:: Set exercise ::
Go through the data below. Pull out every line that has the word "metrics".

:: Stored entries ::
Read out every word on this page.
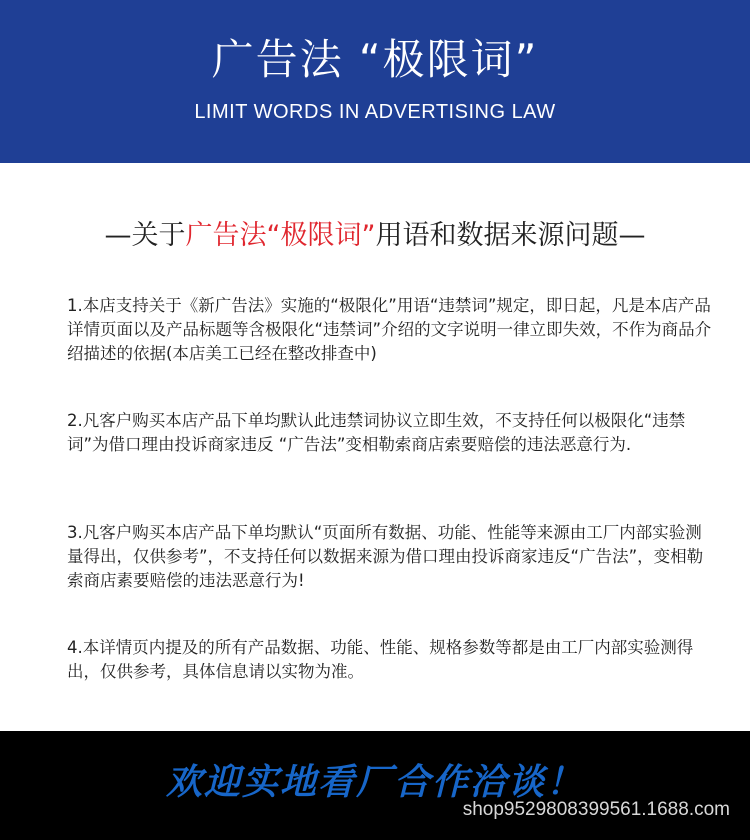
广告法 “极限词”
LIMIT WORDS IN ADVERTISING LAW
—关于广告法“极限词”用语和数据来源问题—
1.本店支持关于《新广告法》实施的“极限化”用语“违禁词”规定，即日起，凡是本店产品详情页面以及产品标题等含极限化“违禁词”介绍的文字说明一律立即失效，不作为商品介绍描述的依据(本店美工已经在整改排查中)
2.凡客户购买本店产品下单均默认此违禁词协议立即生效，不支持任何以极限化“违禁词”为借口理由投诉商家违反 “广告法”变相勒索商店索要赔偿的违法恶意行为.
3.凡客户购买本店产品下单均默认“页面所有数据、功能、性能等来源由工厂内部实验测量得出，仅供参考”，不支持任何以数据来源为借口理由投诉商家违反“广告法”，变相勒索商店素要赔偿的违法恶意行为!
4.本详情页内提及的所有产品数据、功能、性能、规格参数等都是由工厂内部实验测得出，仅供参考，具体信息请以实物为准。
欢迎实地看厂合作洽谈！
shop9529808399561.1688.com
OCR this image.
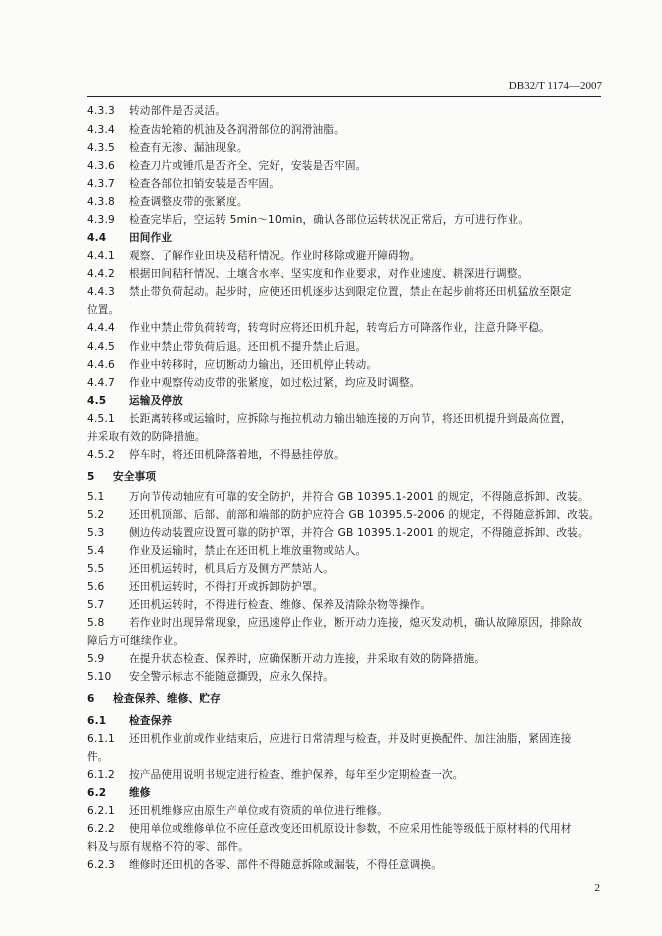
DB32/T 1174—2007
4.3.3 转动部件是否灵活。
4.3.4 检查齿轮箱的机油及各润滑部位的润滑油脂。
4.3.5 检查有无渗、漏油现象。
4.3.6 检查刀片或锤爪是否齐全、完好，安装是否牢固。
4.3.7 检查各部位扣销安装是否牢固。
4.3.8 检查调整皮带的张紧度。
4.3.9 检查完毕后，空运转 5min～10min，确认各部位运转状况正常后，方可进行作业。
4.4 田间作业
4.4.1 观察、了解作业田块及秸秆情况。作业时移除或避开障碍物。
4.4.2 根据田间秸秆情况、土壤含水率、坚实度和作业要求，对作业速度、耕深进行调整。
4.4.3 禁止带负荷起动。起步时，应使还田机逐步达到限定位置，禁止在起步前将还田机猛放至限定
位置。
4.4.4 作业中禁止带负荷转弯，转弯时应将还田机升起，转弯后方可降落作业，注意升降平稳。
4.4.5 作业中禁止带负荷后退。还田机不提升禁止后退。
4.4.6 作业中转移时，应切断动力输出，还田机停止转动。
4.4.7 作业中观察传动皮带的张紧度，如过松过紧，均应及时调整。
4.5 运输及停放
4.5.1 长距离转移或运输时，应拆除与拖拉机动力输出轴连接的万向节，将还田机提升到最高位置，
并采取有效的防降措施。
4.5.2 停车时，将还田机降落着地，不得悬挂停放。
5 安全事项
5.1 万向节传动轴应有可靠的安全防护，并符合 GB 10395.1-2001 的规定，不得随意拆卸、改装。
5.2 还田机顶部、后部、前部和端部的防护应符合 GB 10395.5-2006 的规定，不得随意拆卸、改装。
5.3 侧边传动装置应设置可靠的防护罩，并符合 GB 10395.1-2001 的规定，不得随意拆卸、改装。
5.4 作业及运输时，禁止在还田机上堆放重物或站人。
5.5 还田机运转时，机具后方及侧方严禁站人。
5.6 还田机运转时，不得打开或拆卸防护罩。
5.7 还田机运转时，不得进行检查、维修、保养及清除杂物等操作。
5.8 若作业时出现异常现象，应迅速停止作业，断开动力连接，熄灭发动机，确认故障原因，排除故
障后方可继续作业。
5.9 在提升状态检查、保养时，应确保断开动力连接，并采取有效的防降措施。
5.10 安全警示标志不能随意撕毁，应永久保持。
6 检查保养、维修、贮存
6.1 检查保养
6.1.1 还田机作业前或作业结束后，应进行日常清理与检查，并及时更换配件、加注油脂，紧固连接
件。
6.1.2 按产品使用说明书规定进行检查、维护保养，每年至少定期检查一次。
6.2 维修
6.2.1 还田机维修应由原生产单位或有资质的单位进行维修。
6.2.2 使用单位或维修单位不应任意改变还田机原设计参数，不应采用性能等级低于原材料的代用材
料及与原有规格不符的零、部件。
6.2.3 维修时还田机的各零、部件不得随意拆除或漏装，不得任意调换。
2
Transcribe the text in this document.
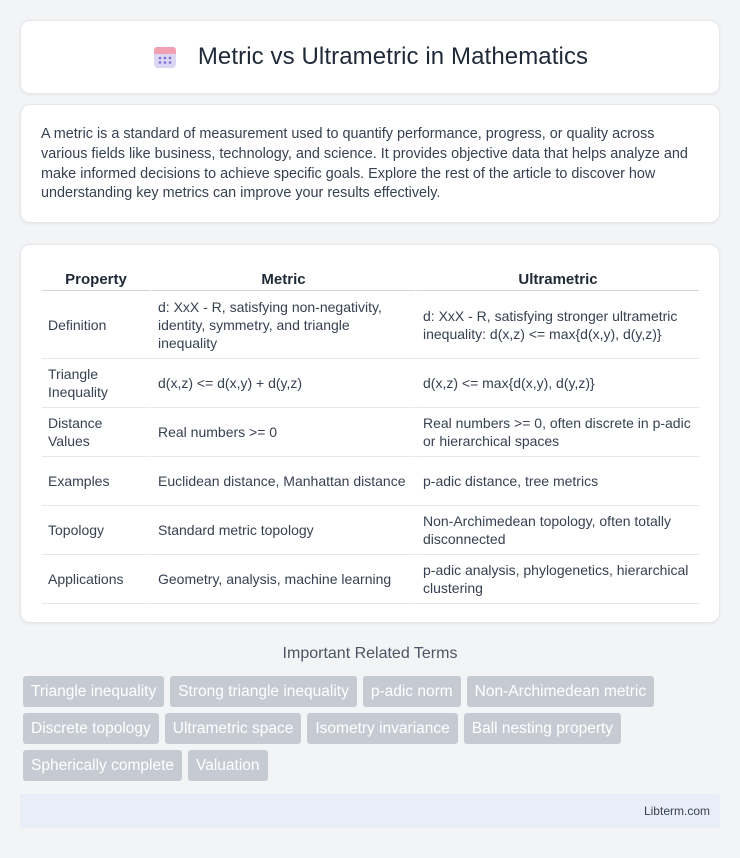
Metric vs Ultrametric in Mathematics

A metric is a standard of measurement used to quantify performance, progress, or quality across various fields like business, technology, and science. It provides objective data that helps analyze and make informed decisions to achieve specific goals. Explore the rest of the article to discover how understanding key metrics can improve your results effectively.

Property	Metric	Ultrametric
Definition	d: XxX - R, satisfying non-negativity, identity, symmetry, and triangle inequality	d: XxX - R, satisfying stronger ultrametric inequality: d(x,z) <= max{d(x,y), d(y,z)}
Triangle Inequality	d(x,z) <= d(x,y) + d(y,z)	d(x,z) <= max{d(x,y), d(y,z)}
Distance Values	Real numbers >= 0	Real numbers >= 0, often discrete in p-adic or hierarchical spaces
Examples	Euclidean distance, Manhattan distance	p-adic distance, tree metrics
Topology	Standard metric topology	Non-Archimedean topology, often totally disconnected
Applications	Geometry, analysis, machine learning	p-adic analysis, phylogenetics, hierarchical clustering
Important Related Terms
Triangle inequality	Strong triangle inequality	p-adic norm	Non-Archimedean metric
Discrete topology	Ultrametric space	Isometry invariance	Ball nesting property
Spherically complete	Valuation
Libterm.com
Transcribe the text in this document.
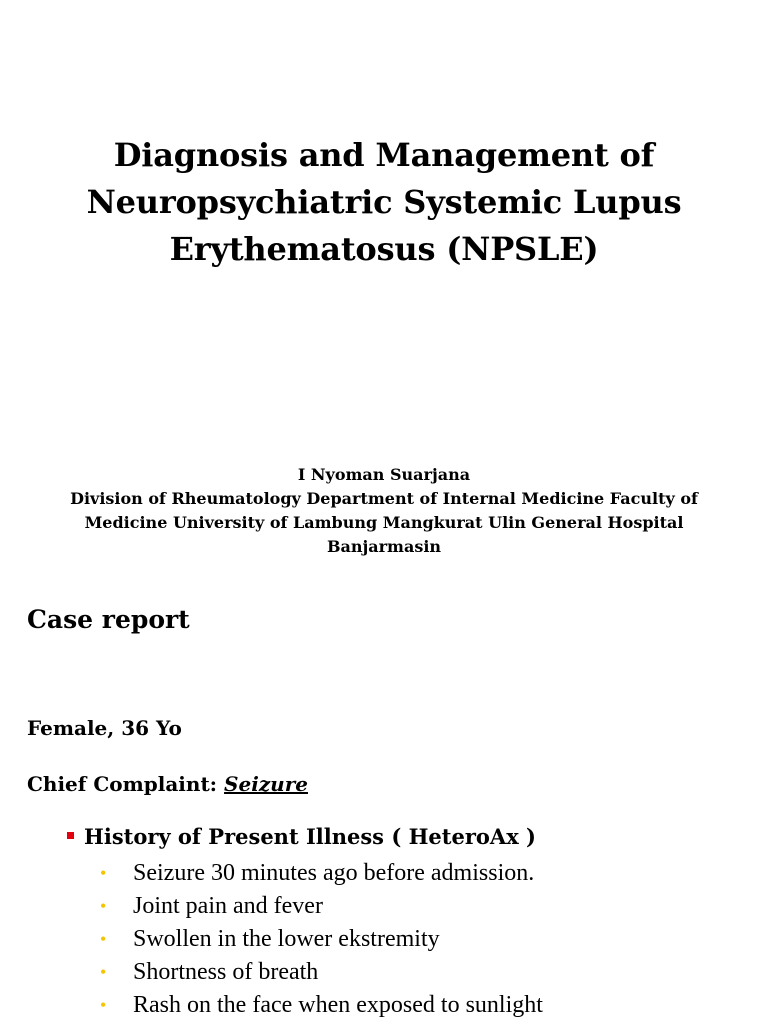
Diagnosis and Management of
Neuropsychiatric Systemic Lupus
Erythematosus (NPSLE)
I Nyoman Suarjana
Division of Rheumatology Department of Internal Medicine Faculty of
Medicine University of Lambung Mangkurat Ulin General Hospital
Banjarmasin
Case report
Female, 36 Yo
Chief Complaint: Seizure
History of Present Illness ( HeteroAx )
• Seizure 30 minutes ago before admission.
• Joint pain and fever
• Swollen in the lower ekstremity
• Shortness of breath
• Rash on the face when exposed to sunlight
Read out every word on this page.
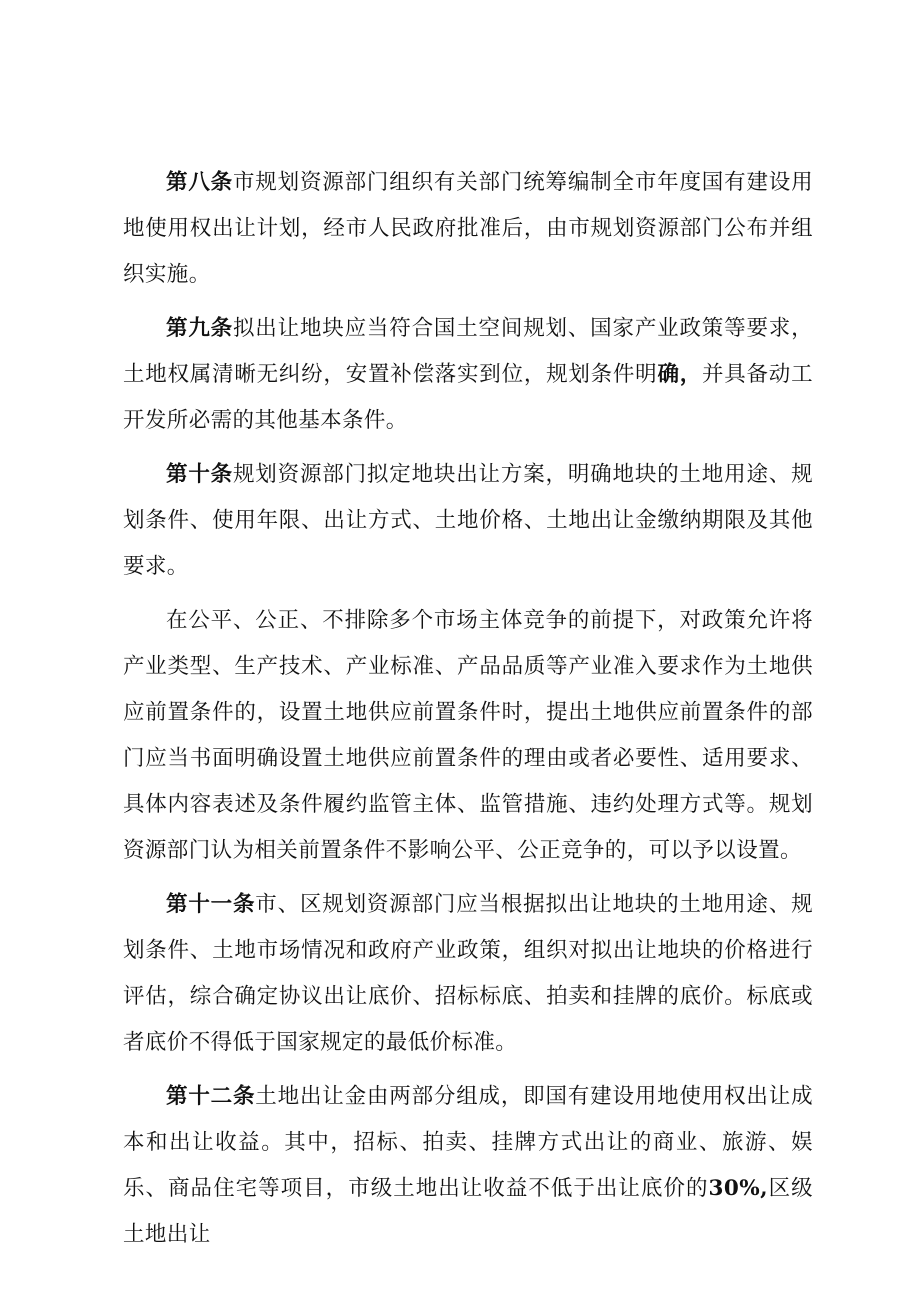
第八条市规划资源部门组织有关部门统筹编制全市年度国有建设用地使用权出让计划，经市人民政府批准后，由市规划资源部门公布并组织实施。

第九条拟出让地块应当符合国土空间规划、国家产业政策等要求，土地权属清晰无纠纷，安置补偿落实到位，规划条件明确，并具备动工开发所必需的其他基本条件。

第十条规划资源部门拟定地块出让方案，明确地块的土地用途、规划条件、使用年限、出让方式、土地价格、土地出让金缴纳期限及其他要求。

在公平、公正、不排除多个市场主体竞争的前提下，对政策允许将产业类型、生产技术、产业标准、产品品质等产业准入要求作为土地供应前置条件的，设置土地供应前置条件时，提出土地供应前置条件的部门应当书面明确设置土地供应前置条件的理由或者必要性、适用要求、具体内容表述及条件履约监管主体、监管措施、违约处理方式等。规划资源部门认为相关前置条件不影响公平、公正竞争的，可以予以设置。

第十一条市、区规划资源部门应当根据拟出让地块的土地用途、规划条件、土地市场情况和政府产业政策，组织对拟出让地块的价格进行评估，综合确定协议出让底价、招标标底、拍卖和挂牌的底价。标底或者底价不得低于国家规定的最低价标准。

第十二条土地出让金由两部分组成，即国有建设用地使用权出让成本和出让收益。其中，招标、拍卖、挂牌方式出让的商业、旅游、娱乐、商品住宅等项目，市级土地出让收益不低于出让底价的30%,区级土地出让
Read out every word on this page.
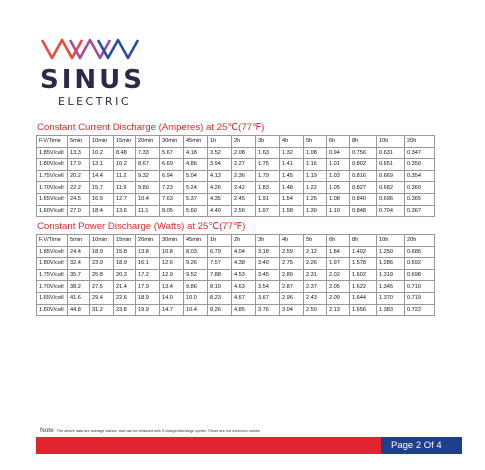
SINUS
ELECTRIC
Constant Current Discharge (Amperes) at 25℃(77℉)
F.V/Time	5min	10min	15min	20min	30min	45min	1h	2h	3h	4h	5h	6h	8h	10h	20h
1.85V/cell	13.3	10.2	8.48	7.33	5.67	4.18	3.52	2.08	1.63	1.32	1.08	0.94	0.756	0.631	0.347
1.80V/cell	17.9	13.1	10.2	8.67	6.69	4.86	3.94	2.27	1.75	1.41	1.16	1.01	0.802	0.651	0.350
1.75V/cell	20.2	14.4	11.2	9.32	6.94	5.04	4.13	2.36	1.79	1.45	1.19	1.03	0.816	0.669	0.354
1.70V/cell	22.2	15.7	11.9	9.80	7.23	5.24	4.26	2.42	1.83	1.48	1.22	1.05	0.827	0.682	0.360
1.65V/cell	24.5	16.9	12.7	10.4	7.63	5.37	4.35	2.45	1.91	1.54	1.25	1.08	0.840	0.696	0.365
1.60V/cell	27.0	18.4	13.6	11.1	8.05	5.60	4.40	2.56	1.97	1.58	1.30	1.10	0.848	0.704	0.367
Constant Power Discharge (Watts) at 25℃(77℉)
F.V/Time	5min	10min	15min	20min	30min	45min	1h	2h	3h	4h	5h	6h	8h	10h	20h
1.85V/cell	24.4	18.9	15.8	13.8	10.8	8.03	6.79	4.04	3.18	2.59	2.12	1.84	1.492	1.250	0.686
1.80V/cell	32.4	23.9	18.9	16.1	12.6	9.26	7.57	4.38	3.40	2.75	2.26	1.97	1.578	1.286	0.692
1.75V/cell	35.7	25.8	20.3	17.2	12.9	9.52	7.88	4.53	3.45	2.80	2.31	2.02	1.602	1.319	0.698
1.70V/cell	38.2	27.5	21.4	17.9	13.4	9.86	8.10	4.63	3.54	2.87	2.37	2.05	1.622	1.345	0.710
1.65V/cell	41.6	29.4	22.6	18.9	14.0	10.0	8.23	4.67	3.67	2.96	2.43	2.09	1.644	1.370	0.719
1.60V/cell	44.8	31.2	23.8	19.9	14.7	10.4	8.26	4.85	3.76	3.04	2.50	2.13	1.656	1.383	0.722
Note The above data are average values, and can be obtained with 3 charge/discharge cycles. These are not minimum values.
Page 2 Of 4
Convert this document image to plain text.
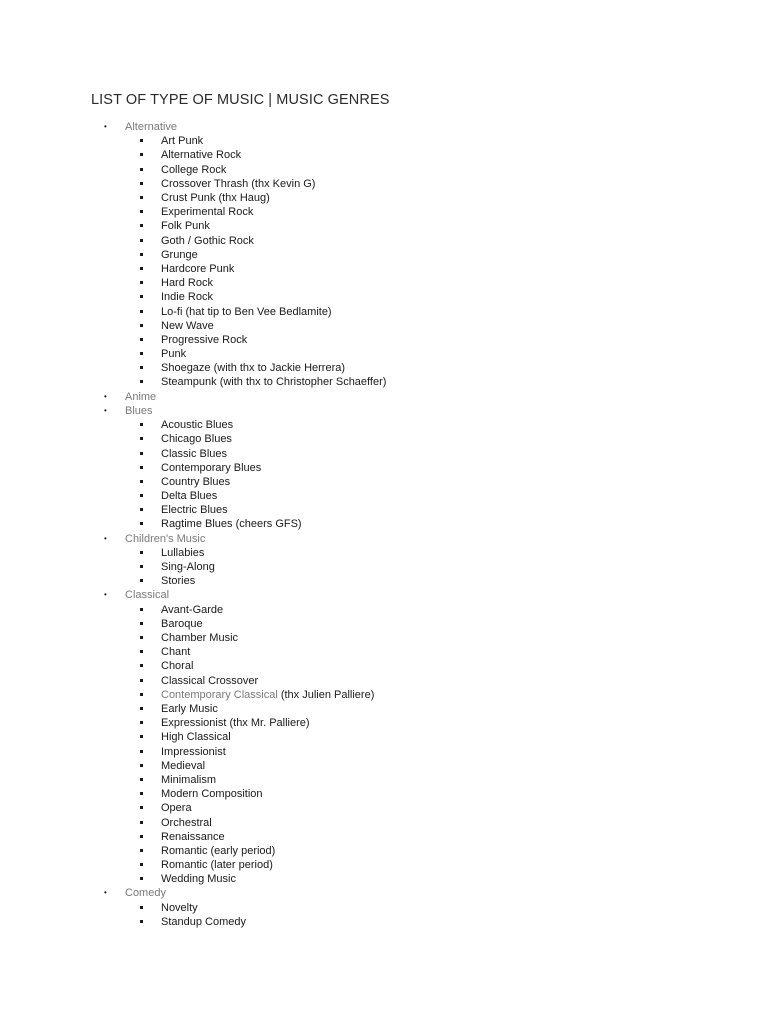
LIST OF TYPE OF MUSIC | MUSIC GENRES
• Alternative
Art Punk
Alternative Rock
College Rock
Crossover Thrash (thx Kevin G)
Crust Punk (thx Haug)
Experimental Rock
Folk Punk
Goth / Gothic Rock
Grunge
Hardcore Punk
Hard Rock
Indie Rock
Lo-fi (hat tip to Ben Vee Bedlamite)
New Wave
Progressive Rock
Punk
Shoegaze (with thx to Jackie Herrera)
Steampunk (with thx to Christopher Schaeffer)
• Anime
• Blues
Acoustic Blues
Chicago Blues
Classic Blues
Contemporary Blues
Country Blues
Delta Blues
Electric Blues
Ragtime Blues (cheers GFS)
• Children's Music
Lullabies
Sing-Along
Stories
• Classical
Avant-Garde
Baroque
Chamber Music
Chant
Choral
Classical Crossover
Contemporary Classical (thx Julien Palliere)
Early Music
Expressionist (thx Mr. Palliere)
High Classical
Impressionist
Medieval
Minimalism
Modern Composition
Opera
Orchestral
Renaissance
Romantic (early period)
Romantic (later period)
Wedding Music
• Comedy
Novelty
Standup Comedy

:: Answer for this exercise ::
A metric is a standard of measurement used to quantify performance, progress, or quality across various fields like business, technology, and science. It provides objective data that helps analyze and make informed decisions to achieve specific goals. Explore the rest of the article to discover how understanding key metrics can improve your results effectively.
Examples	Euclidean distance, Manhattan distance	p-adic distance, tree metrics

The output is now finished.